Data to process —
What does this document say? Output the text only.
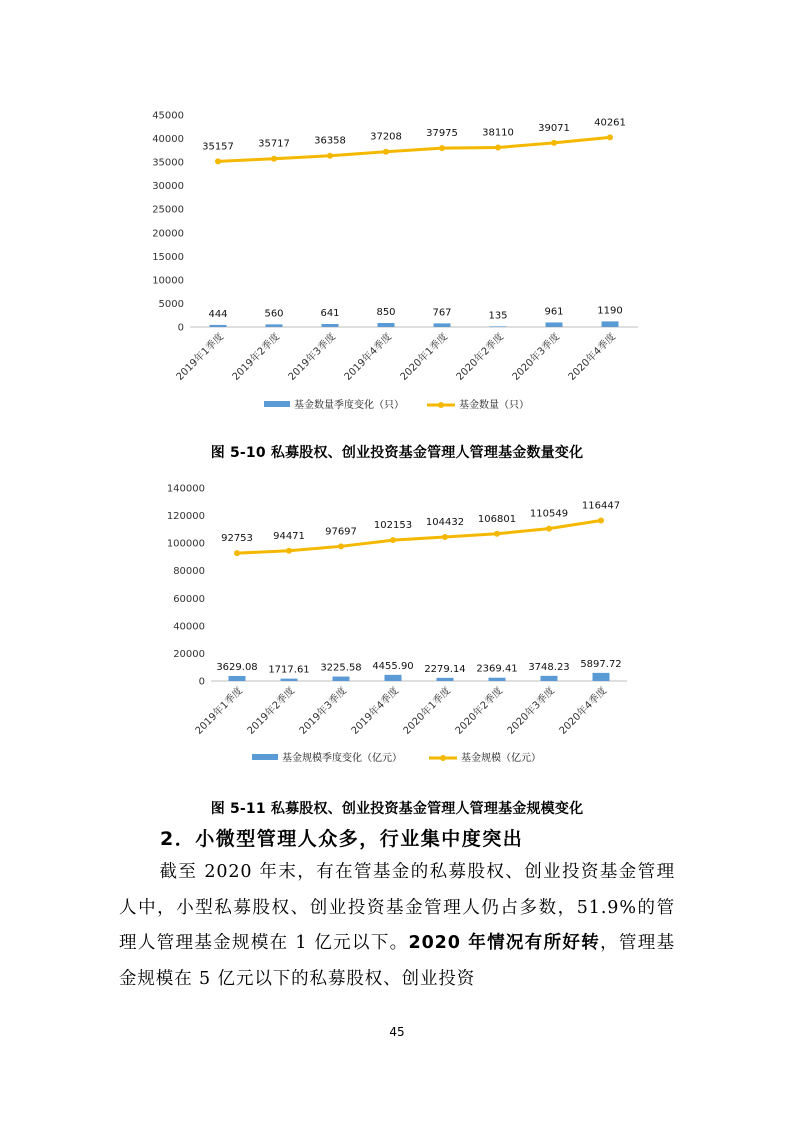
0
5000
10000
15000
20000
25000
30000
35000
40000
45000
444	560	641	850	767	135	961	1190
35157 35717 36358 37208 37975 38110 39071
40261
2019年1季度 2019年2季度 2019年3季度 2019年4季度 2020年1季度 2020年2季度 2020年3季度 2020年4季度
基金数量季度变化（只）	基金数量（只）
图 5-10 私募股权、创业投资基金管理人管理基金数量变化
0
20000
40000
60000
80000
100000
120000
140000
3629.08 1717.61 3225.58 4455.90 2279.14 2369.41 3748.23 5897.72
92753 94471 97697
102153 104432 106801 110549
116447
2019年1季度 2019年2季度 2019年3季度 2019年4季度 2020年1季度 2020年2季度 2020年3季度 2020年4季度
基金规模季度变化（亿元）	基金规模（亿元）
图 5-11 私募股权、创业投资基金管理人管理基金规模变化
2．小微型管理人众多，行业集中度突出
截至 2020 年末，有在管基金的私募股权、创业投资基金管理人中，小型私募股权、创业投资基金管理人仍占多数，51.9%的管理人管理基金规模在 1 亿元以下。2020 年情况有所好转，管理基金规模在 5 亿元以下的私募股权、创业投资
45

---

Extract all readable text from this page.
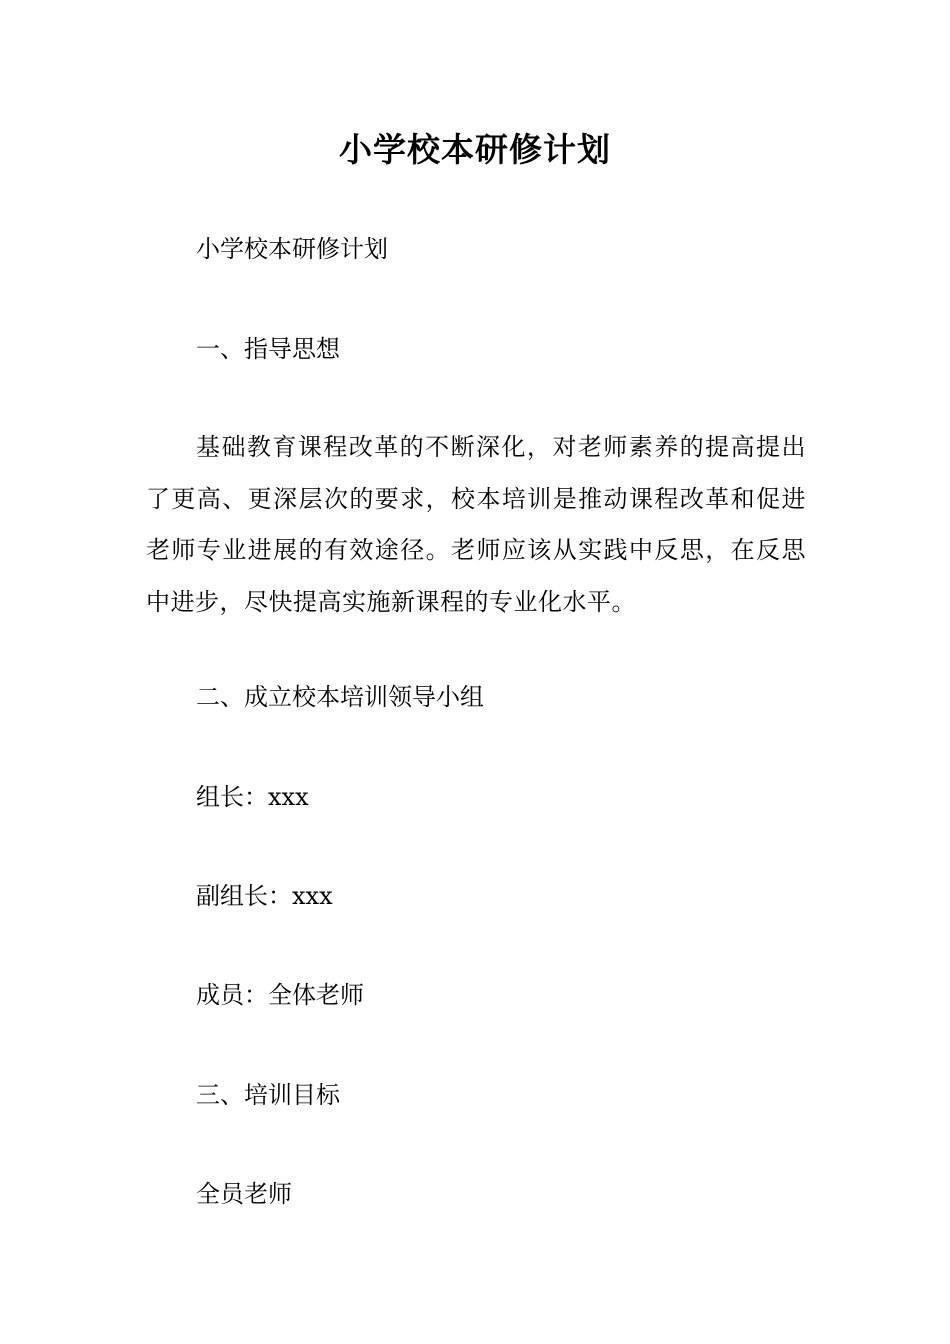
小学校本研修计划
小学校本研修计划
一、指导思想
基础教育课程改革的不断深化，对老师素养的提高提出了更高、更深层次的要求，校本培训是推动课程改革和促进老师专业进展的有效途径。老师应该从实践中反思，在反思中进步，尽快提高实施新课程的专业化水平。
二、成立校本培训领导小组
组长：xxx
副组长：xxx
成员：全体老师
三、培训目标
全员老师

Task goal — Copy every line of the listing that contains the word "this".

Written answer —
What does this document say? Output the text only.
Extract all readable text from this page.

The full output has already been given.